PROMPT
Your answer should be a single number: how many lines in the data below hold the string "充电电压".

RAW RECORDS
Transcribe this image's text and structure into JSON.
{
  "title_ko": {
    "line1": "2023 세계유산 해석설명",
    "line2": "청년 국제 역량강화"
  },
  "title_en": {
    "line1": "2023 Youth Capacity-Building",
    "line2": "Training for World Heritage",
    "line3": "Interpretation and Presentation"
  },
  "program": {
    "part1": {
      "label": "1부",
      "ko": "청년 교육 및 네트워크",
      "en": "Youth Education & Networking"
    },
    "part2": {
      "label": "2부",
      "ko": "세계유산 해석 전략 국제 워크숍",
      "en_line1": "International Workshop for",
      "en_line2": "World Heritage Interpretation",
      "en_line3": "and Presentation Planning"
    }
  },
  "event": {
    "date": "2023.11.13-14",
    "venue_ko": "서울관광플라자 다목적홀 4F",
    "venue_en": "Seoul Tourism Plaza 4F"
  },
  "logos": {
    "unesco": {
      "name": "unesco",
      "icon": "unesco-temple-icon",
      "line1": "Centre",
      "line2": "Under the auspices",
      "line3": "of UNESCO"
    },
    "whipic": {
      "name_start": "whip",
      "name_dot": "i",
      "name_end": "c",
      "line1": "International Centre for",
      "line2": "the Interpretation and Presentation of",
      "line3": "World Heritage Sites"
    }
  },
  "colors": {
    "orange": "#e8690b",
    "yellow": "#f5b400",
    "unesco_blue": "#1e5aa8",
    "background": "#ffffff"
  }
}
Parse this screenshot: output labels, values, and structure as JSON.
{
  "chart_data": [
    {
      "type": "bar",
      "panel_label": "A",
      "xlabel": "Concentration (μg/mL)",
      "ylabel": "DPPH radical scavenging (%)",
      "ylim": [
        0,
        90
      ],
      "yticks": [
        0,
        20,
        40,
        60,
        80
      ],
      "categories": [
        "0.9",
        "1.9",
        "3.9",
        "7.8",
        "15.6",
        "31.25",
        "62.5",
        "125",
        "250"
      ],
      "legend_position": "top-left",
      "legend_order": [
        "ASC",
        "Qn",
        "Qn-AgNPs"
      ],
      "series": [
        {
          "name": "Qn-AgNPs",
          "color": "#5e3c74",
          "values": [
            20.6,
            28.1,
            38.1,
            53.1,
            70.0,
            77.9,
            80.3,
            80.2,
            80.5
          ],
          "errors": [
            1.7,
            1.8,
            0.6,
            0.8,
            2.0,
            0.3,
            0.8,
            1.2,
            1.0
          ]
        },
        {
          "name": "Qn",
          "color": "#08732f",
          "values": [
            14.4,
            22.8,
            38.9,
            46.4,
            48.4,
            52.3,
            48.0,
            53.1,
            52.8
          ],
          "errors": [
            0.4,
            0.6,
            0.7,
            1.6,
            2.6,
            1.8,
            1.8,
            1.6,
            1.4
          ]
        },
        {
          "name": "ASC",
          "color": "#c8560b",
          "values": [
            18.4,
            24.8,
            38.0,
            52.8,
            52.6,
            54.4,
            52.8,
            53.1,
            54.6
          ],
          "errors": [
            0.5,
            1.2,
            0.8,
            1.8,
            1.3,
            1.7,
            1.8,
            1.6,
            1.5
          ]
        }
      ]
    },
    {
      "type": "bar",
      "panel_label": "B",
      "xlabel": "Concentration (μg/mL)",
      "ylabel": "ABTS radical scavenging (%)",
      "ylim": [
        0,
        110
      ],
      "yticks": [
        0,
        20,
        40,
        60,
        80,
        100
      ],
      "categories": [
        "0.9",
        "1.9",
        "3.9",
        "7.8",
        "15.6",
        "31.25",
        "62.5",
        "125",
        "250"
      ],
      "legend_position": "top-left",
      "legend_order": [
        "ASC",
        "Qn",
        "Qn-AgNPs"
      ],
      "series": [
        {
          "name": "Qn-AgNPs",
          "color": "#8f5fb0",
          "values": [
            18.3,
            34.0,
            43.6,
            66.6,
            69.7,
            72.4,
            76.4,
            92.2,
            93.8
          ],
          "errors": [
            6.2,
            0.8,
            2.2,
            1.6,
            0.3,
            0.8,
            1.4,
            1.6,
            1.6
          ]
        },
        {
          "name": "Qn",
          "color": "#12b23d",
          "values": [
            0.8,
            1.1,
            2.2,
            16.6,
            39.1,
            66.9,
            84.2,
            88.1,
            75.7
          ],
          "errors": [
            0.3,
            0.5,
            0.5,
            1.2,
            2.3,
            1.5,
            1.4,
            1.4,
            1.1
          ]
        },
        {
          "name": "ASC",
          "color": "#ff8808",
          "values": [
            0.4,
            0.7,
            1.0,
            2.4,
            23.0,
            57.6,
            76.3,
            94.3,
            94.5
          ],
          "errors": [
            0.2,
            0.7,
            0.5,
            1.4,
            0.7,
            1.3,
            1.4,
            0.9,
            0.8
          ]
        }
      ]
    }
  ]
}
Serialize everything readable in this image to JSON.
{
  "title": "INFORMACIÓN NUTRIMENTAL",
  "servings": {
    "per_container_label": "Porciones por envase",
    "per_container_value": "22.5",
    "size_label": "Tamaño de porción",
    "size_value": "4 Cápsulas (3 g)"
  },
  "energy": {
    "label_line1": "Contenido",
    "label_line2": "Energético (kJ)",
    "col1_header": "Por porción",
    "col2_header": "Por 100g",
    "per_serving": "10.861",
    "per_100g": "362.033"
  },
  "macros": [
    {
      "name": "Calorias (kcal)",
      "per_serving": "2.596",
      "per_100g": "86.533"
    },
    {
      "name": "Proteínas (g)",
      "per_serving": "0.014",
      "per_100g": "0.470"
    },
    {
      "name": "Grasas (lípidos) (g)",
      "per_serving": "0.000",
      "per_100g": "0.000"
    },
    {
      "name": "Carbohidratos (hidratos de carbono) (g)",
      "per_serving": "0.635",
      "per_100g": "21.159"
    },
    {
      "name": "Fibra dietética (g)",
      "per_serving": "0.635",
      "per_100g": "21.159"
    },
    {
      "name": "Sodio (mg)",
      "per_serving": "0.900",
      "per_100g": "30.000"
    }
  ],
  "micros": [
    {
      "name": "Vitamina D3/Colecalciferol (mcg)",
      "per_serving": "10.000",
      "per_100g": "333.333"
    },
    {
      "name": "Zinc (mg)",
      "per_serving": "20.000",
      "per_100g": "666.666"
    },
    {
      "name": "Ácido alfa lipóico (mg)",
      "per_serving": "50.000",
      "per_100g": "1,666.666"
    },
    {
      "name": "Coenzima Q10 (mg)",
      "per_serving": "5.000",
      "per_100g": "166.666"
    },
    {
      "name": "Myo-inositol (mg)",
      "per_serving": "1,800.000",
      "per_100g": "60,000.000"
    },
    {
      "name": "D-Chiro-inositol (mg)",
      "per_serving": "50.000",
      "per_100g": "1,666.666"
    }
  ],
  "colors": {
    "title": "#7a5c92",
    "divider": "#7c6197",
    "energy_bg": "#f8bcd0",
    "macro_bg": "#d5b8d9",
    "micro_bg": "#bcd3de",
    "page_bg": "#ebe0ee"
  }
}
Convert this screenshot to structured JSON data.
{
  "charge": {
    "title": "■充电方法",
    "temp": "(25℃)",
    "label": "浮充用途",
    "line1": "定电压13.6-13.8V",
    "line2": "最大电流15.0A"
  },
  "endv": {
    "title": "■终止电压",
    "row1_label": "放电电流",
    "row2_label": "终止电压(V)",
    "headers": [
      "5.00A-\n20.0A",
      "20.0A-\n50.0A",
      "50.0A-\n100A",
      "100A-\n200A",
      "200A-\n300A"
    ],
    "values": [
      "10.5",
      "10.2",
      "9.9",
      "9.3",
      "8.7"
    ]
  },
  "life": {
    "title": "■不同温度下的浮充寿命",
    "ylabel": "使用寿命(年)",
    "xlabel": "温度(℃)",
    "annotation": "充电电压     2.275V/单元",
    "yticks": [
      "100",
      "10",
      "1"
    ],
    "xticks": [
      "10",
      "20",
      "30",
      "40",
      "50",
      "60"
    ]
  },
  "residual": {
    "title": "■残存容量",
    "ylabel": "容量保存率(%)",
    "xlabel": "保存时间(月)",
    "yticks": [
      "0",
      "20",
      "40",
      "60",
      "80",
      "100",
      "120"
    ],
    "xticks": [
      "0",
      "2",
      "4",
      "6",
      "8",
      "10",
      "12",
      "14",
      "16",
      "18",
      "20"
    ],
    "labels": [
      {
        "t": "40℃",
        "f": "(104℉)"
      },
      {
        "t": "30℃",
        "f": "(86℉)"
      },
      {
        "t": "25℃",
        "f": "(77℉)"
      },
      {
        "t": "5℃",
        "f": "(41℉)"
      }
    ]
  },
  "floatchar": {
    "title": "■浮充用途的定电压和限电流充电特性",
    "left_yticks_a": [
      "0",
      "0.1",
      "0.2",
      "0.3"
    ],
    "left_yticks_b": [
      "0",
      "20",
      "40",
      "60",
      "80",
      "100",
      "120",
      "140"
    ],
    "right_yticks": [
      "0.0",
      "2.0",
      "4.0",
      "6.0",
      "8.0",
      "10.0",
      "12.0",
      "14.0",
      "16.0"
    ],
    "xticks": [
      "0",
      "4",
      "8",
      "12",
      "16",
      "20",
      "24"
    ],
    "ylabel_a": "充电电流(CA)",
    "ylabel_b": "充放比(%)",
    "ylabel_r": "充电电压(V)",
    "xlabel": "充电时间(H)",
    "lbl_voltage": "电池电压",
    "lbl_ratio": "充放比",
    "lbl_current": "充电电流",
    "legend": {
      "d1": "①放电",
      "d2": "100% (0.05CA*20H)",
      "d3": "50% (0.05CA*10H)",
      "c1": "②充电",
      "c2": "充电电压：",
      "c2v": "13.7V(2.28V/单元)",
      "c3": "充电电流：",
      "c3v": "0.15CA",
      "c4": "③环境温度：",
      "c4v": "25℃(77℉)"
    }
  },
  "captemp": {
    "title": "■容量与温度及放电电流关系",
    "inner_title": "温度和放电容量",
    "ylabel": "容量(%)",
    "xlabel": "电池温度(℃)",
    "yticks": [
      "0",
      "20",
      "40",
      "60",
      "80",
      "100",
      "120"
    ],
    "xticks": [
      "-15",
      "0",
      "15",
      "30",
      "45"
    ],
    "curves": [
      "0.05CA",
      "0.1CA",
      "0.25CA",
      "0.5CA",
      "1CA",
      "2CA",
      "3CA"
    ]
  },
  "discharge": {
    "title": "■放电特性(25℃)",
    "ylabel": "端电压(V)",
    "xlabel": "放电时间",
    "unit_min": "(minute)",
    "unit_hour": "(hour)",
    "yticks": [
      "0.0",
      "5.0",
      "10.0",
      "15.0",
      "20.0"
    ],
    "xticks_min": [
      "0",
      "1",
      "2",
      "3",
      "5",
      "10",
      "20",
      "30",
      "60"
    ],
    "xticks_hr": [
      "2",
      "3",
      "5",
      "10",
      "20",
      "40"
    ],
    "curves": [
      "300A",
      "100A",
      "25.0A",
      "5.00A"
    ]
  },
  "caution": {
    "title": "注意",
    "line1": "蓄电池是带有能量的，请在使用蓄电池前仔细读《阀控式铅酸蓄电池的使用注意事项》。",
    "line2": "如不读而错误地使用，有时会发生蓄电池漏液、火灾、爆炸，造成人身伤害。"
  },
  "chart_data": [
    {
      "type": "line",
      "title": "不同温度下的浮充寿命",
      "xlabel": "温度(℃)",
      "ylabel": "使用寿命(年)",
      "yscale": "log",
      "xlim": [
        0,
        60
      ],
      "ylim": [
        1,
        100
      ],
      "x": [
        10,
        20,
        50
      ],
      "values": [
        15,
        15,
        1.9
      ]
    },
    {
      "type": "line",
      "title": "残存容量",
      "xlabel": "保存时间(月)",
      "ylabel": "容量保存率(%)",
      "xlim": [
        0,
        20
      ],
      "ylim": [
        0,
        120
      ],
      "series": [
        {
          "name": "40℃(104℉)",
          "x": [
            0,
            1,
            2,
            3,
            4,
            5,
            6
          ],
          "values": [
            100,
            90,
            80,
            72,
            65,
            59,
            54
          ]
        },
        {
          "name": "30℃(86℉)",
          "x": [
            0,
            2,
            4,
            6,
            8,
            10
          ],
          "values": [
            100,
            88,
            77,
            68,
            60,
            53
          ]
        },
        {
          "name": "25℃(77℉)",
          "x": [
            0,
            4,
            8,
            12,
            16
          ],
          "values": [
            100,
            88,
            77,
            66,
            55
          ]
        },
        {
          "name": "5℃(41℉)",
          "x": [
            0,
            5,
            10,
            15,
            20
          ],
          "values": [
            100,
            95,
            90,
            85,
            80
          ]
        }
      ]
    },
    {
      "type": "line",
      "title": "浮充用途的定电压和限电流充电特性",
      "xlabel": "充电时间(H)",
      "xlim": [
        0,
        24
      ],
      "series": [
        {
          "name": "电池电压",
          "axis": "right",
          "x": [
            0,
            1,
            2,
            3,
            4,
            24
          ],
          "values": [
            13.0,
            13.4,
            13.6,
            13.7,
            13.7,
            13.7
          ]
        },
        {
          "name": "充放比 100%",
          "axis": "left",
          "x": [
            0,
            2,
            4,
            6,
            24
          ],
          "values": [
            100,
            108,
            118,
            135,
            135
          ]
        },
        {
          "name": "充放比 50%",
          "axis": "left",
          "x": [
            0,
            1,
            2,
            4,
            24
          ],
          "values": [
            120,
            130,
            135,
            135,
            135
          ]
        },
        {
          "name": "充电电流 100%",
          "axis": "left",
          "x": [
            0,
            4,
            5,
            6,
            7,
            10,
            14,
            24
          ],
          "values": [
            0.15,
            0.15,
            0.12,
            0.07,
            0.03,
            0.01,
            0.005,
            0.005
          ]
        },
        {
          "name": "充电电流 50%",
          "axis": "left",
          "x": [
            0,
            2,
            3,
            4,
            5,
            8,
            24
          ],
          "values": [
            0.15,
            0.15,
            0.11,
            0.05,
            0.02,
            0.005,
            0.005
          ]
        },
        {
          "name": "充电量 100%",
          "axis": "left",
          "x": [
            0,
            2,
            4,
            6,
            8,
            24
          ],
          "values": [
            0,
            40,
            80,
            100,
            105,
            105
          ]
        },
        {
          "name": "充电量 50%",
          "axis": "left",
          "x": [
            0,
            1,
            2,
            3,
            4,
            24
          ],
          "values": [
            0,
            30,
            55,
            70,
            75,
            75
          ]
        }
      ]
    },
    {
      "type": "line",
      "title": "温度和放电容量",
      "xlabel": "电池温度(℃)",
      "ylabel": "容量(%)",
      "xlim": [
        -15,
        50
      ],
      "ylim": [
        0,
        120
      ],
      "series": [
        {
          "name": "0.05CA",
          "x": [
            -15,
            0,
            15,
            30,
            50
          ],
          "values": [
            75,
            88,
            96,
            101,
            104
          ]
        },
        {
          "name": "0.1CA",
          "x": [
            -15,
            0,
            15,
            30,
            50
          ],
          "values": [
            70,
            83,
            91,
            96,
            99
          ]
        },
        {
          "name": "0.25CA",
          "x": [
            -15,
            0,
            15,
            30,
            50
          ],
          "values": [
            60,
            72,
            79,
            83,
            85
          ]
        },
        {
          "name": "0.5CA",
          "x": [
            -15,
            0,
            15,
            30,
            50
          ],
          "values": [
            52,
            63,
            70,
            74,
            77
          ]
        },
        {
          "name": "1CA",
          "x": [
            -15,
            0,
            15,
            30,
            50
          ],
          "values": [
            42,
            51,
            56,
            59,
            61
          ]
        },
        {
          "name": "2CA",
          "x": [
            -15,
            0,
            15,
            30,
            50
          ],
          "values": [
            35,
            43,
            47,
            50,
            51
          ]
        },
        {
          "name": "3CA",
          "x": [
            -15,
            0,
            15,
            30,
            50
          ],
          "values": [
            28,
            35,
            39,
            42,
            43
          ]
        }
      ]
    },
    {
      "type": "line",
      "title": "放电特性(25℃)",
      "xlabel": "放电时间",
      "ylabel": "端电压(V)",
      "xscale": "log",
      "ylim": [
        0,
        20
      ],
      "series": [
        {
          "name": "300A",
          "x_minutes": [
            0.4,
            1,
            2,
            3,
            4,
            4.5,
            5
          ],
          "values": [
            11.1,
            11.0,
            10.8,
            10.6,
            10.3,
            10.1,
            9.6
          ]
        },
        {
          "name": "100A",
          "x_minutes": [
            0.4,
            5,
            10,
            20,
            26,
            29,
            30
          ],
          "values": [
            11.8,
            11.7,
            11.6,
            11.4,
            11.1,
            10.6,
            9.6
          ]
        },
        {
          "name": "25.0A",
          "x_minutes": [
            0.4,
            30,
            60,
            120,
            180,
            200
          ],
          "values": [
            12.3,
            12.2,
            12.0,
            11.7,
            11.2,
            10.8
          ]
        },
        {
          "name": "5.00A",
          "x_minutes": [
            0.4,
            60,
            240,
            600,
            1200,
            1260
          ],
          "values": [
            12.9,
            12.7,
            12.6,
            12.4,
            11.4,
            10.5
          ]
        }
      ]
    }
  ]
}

RESPONSE
3